Entnimm den folgenden Einträgen sämtliche Zeilen und gib sie unverändert wieder, Zeichen für Zeichen.

#### AUFGEFÜHRTE EINTRÄGE:
= = = = = = =

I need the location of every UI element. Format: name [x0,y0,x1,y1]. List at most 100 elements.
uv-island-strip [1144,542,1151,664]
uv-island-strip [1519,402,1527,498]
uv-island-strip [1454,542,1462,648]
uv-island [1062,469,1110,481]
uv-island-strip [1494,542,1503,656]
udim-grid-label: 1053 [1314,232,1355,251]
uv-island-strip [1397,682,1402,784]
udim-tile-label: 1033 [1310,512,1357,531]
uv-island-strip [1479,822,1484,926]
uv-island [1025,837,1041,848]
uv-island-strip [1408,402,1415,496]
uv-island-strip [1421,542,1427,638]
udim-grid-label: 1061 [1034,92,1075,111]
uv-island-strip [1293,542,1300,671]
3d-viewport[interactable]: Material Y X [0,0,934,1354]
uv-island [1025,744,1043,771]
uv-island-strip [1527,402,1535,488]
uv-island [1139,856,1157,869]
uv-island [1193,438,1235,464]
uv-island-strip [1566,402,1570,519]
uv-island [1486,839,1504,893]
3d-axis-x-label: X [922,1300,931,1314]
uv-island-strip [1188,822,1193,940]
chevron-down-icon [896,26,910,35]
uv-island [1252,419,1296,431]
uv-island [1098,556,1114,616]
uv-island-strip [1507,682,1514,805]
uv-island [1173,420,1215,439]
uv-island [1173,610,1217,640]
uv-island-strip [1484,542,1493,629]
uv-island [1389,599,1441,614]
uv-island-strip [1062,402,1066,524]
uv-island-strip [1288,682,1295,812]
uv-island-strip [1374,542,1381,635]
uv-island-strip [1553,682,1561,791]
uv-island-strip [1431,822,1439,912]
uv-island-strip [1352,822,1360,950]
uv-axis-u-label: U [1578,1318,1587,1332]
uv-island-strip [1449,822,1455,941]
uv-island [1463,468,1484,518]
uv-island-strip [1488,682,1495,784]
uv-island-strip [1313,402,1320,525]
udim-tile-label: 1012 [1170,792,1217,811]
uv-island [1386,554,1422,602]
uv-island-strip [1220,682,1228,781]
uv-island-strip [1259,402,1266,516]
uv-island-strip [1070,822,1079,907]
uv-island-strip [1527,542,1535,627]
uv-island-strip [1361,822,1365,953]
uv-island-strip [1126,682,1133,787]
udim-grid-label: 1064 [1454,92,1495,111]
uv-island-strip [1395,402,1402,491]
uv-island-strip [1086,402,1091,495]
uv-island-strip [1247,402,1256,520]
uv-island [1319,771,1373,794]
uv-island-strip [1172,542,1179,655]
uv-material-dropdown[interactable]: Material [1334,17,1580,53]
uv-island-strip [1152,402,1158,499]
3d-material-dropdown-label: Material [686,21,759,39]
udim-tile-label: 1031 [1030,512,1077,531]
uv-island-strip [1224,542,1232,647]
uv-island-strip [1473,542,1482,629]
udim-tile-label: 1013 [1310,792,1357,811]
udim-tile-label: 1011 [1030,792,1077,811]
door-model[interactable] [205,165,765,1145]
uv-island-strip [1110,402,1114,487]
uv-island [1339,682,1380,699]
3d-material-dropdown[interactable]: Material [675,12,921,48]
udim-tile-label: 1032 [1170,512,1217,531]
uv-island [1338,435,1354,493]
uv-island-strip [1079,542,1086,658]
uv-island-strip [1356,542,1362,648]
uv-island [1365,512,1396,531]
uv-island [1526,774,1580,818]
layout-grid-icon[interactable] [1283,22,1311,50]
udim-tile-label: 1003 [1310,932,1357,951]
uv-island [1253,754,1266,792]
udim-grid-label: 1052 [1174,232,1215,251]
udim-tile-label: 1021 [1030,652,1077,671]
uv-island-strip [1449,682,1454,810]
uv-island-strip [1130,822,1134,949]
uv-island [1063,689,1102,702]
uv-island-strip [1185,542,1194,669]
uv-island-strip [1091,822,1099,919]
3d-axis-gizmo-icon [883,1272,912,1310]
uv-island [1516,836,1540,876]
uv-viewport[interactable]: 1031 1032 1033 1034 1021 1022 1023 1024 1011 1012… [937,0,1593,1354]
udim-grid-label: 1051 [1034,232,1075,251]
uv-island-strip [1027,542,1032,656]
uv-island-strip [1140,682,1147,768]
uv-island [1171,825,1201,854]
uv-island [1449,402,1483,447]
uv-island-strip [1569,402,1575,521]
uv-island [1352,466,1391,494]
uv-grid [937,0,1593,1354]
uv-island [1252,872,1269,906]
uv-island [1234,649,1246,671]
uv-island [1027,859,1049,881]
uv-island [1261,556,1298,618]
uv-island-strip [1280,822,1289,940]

= = = = = = =

#### AUSGEARBEITETE LÖSUNG:
I need the location of every UI element. Format: name [x0,y0,x1,y1]. List at most 100 elements.
uv-island-strip [1144,542,1151,664]
uv-island-strip [1519,402,1527,498]
uv-island-strip [1454,542,1462,648]
uv-island [1062,469,1110,481]
uv-island-strip [1494,542,1503,656]
udim-grid-label: 1053 [1314,232,1355,251]
uv-island-strip [1397,682,1402,784]
udim-tile-label: 1033 [1310,512,1357,531]
uv-island-strip [1479,822,1484,926]
uv-island [1025,837,1041,848]
uv-island-strip [1408,402,1415,496]
uv-island-strip [1421,542,1427,638]
udim-grid-label: 1061 [1034,92,1075,111]
uv-island-strip [1293,542,1300,671]
3d-viewport[interactable]: Material Y X [0,0,934,1354]
uv-island [1025,744,1043,771]
uv-island-strip [1527,402,1535,488]
uv-island [1139,856,1157,869]
uv-island [1193,438,1235,464]
uv-island-strip [1566,402,1570,519]
uv-island [1486,839,1504,893]
3d-axis-x-label: X [922,1300,931,1314]
uv-island-strip [1188,822,1193,940]
chevron-down-icon [896,26,910,35]
uv-island [1252,419,1296,431]
uv-island [1098,556,1114,616]
uv-island-strip [1507,682,1514,805]
uv-island [1173,420,1215,439]
uv-island [1173,610,1217,640]
uv-island-strip [1484,542,1493,629]
uv-island [1389,599,1441,614]
uv-island-strip [1062,402,1066,524]
uv-island-strip [1288,682,1295,812]
uv-island-strip [1374,542,1381,635]
uv-island-strip [1553,682,1561,791]
uv-island-strip [1431,822,1439,912]
uv-island-strip [1352,822,1360,950]
uv-axis-u-label: U [1578,1318,1587,1332]
uv-island-strip [1449,822,1455,941]
uv-island [1463,468,1484,518]
uv-island-strip [1488,682,1495,784]
uv-island-strip [1313,402,1320,525]
udim-tile-label: 1012 [1170,792,1217,811]
uv-island [1386,554,1422,602]
uv-island-strip [1220,682,1228,781]
uv-island-strip [1259,402,1266,516]
uv-island-strip [1070,822,1079,907]
uv-island-strip [1527,542,1535,627]
uv-island-strip [1361,822,1365,953]
uv-island-strip [1126,682,1133,787]
udim-grid-label: 1064 [1454,92,1495,111]
uv-island-strip [1395,402,1402,491]
uv-island-strip [1086,402,1091,495]
uv-island-strip [1247,402,1256,520]
uv-island [1319,771,1373,794]
uv-island-strip [1172,542,1179,655]
uv-material-dropdown[interactable]: Material [1334,17,1580,53]
uv-island-strip [1152,402,1158,499]
3d-material-dropdown-label: Material [686,21,759,39]
udim-tile-label: 1031 [1030,512,1077,531]
uv-island-strip [1224,542,1232,647]
uv-island-strip [1473,542,1482,629]
udim-tile-label: 1013 [1310,792,1357,811]
udim-tile-label: 1011 [1030,792,1077,811]
door-model[interactable] [205,165,765,1145]
uv-island-strip [1110,402,1114,487]
uv-island [1339,682,1380,699]
3d-material-dropdown[interactable]: Material [675,12,921,48]
udim-tile-label: 1032 [1170,512,1217,531]
uv-island [1338,435,1354,493]
uv-island-strip [1079,542,1086,658]
uv-island-strip [1356,542,1362,648]
uv-island [1365,512,1396,531]
uv-island [1526,774,1580,818]
layout-grid-icon[interactable] [1283,22,1311,50]
udim-tile-label: 1003 [1310,932,1357,951]
uv-island [1253,754,1266,792]
udim-grid-label: 1052 [1174,232,1215,251]
udim-tile-label: 1021 [1030,652,1077,671]
uv-island-strip [1449,682,1454,810]
uv-island-strip [1130,822,1134,949]
uv-island [1063,689,1102,702]
uv-island-strip [1185,542,1194,669]
uv-island-strip [1091,822,1099,919]
3d-axis-gizmo-icon [883,1272,912,1310]
uv-island [1516,836,1540,876]
uv-viewport[interactable]: 1031 1032 1033 1034 1021 1022 1023 1024 1011 1012… [937,0,1593,1354]
udim-grid-label: 1051 [1034,232,1075,251]
uv-island-strip [1027,542,1032,656]
uv-island-strip [1140,682,1147,768]
uv-island [1171,825,1201,854]
uv-island [1449,402,1483,447]
uv-island-strip [1569,402,1575,521]
uv-island [1352,466,1391,494]
uv-grid [937,0,1593,1354]
uv-island [1252,872,1269,906]
uv-island [1234,649,1246,671]
uv-island [1027,859,1049,881]
uv-island [1261,556,1298,618]
uv-island-strip [1280,822,1289,940]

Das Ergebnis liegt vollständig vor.